── RAW RECORDS ──
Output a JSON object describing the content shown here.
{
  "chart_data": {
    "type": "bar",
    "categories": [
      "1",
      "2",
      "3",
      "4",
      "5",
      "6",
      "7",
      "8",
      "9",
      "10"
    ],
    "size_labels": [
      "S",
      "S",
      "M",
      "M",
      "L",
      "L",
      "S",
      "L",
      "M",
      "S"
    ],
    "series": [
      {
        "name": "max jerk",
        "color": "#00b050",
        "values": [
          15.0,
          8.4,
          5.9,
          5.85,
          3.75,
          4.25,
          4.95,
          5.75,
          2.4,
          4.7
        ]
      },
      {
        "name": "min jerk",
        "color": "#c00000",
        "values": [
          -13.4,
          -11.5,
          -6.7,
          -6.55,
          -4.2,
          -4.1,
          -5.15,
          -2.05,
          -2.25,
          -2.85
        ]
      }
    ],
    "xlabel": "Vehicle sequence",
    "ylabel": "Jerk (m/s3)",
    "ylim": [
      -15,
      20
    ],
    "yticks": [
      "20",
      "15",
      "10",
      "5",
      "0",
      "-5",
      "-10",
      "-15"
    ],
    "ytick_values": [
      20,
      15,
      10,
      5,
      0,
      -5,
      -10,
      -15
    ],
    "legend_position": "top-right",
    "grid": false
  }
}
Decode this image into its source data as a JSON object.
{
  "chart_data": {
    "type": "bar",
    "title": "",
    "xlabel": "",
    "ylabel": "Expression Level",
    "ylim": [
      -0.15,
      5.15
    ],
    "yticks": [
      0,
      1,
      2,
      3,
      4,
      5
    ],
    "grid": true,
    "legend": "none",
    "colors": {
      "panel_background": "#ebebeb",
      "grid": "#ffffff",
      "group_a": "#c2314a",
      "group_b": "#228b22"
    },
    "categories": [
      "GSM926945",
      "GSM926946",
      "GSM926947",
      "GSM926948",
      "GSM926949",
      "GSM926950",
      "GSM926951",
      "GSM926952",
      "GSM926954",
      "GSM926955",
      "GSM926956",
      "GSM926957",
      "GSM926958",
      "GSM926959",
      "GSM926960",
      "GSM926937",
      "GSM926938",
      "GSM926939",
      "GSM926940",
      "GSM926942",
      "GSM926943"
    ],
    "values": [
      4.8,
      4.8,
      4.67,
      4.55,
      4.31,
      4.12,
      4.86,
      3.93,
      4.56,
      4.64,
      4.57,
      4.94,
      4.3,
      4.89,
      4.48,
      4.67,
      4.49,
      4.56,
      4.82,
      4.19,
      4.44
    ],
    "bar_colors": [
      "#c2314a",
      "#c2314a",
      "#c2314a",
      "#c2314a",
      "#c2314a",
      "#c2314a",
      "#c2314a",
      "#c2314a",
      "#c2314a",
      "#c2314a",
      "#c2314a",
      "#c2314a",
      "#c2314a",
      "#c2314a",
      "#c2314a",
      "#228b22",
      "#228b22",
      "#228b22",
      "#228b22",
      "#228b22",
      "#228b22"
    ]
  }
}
───
Extract the whole listing, character for character.

Output a JSON object describing the content shown here.
{
  "chart_data": {
    "type": "bar",
    "categories": [
      "1",
      "2",
      "3",
      "4",
      "5",
      "6",
      "7",
      "8",
      "9",
      "10"
    ],
    "size_labels": [
      "S",
      "S",
      "M",
      "M",
      "L",
      "L",
      "S",
      "L",
      "M",
      "S"
    ],
    "series": [
      {
        "name": "max jerk",
        "color": "#00b050",
        "values": [
          15.0,
          8.4,
          5.9,
          5.85,
          3.75,
          4.25,
          4.95,
          5.75,
          2.4,
          4.7
        ]
      },
      {
        "name": "min jerk",
        "color": "#c00000",
        "values": [
          -13.4,
          -11.5,
          -6.7,
          -6.55,
          -4.2,
          -4.1,
          -5.15,
          -2.05,
          -2.25,
          -2.85
        ]
      }
    ],
    "xlabel": "Vehicle sequence",
    "ylabel": "Jerk (m/s3)",
    "ylim": [
      -15,
      20
    ],
    "yticks": [
      "20",
      "15",
      "10",
      "5",
      "0",
      "-5",
      "-10",
      "-15"
    ],
    "ytick_values": [
      20,
      15,
      10,
      5,
      0,
      -5,
      -10,
      -15
    ],
    "legend_position": "top-right",
    "grid": false
  }
}
Decode this image into its source data as a JSON object.
{
  "chart_data": {
    "type": "bar",
    "title": "",
    "xlabel": "",
    "ylabel": "Expression Level",
    "ylim": [
      -0.15,
      5.15
    ],
    "yticks": [
      0,
      1,
      2,
      3,
      4,
      5
    ],
    "grid": true,
    "legend": "none",
    "colors": {
      "panel_background": "#ebebeb",
      "grid": "#ffffff",
      "group_a": "#c2314a",
      "group_b": "#228b22"
    },
    "categories": [
      "GSM926945",
      "GSM926946",
      "GSM926947",
      "GSM926948",
      "GSM926949",
      "GSM926950",
      "GSM926951",
      "GSM926952",
      "GSM926954",
      "GSM926955",
      "GSM926956",
      "GSM926957",
      "GSM926958",
      "GSM926959",
      "GSM926960",
      "GSM926937",
      "GSM926938",
      "GSM926939",
      "GSM926940",
      "GSM926942",
      "GSM926943"
    ],
    "values": [
      4.8,
      4.8,
      4.67,
      4.55,
      4.31,
      4.12,
      4.86,
      3.93,
      4.56,
      4.64,
      4.57,
      4.94,
      4.3,
      4.89,
      4.48,
      4.67,
      4.49,
      4.56,
      4.82,
      4.19,
      4.44
    ],
    "bar_colors": [
      "#c2314a",
      "#c2314a",
      "#c2314a",
      "#c2314a",
      "#c2314a",
      "#c2314a",
      "#c2314a",
      "#c2314a",
      "#c2314a",
      "#c2314a",
      "#c2314a",
      "#c2314a",
      "#c2314a",
      "#c2314a",
      "#c2314a",
      "#228b22",
      "#228b22",
      "#228b22",
      "#228b22",
      "#228b22",
      "#228b22"
    ]
  }
}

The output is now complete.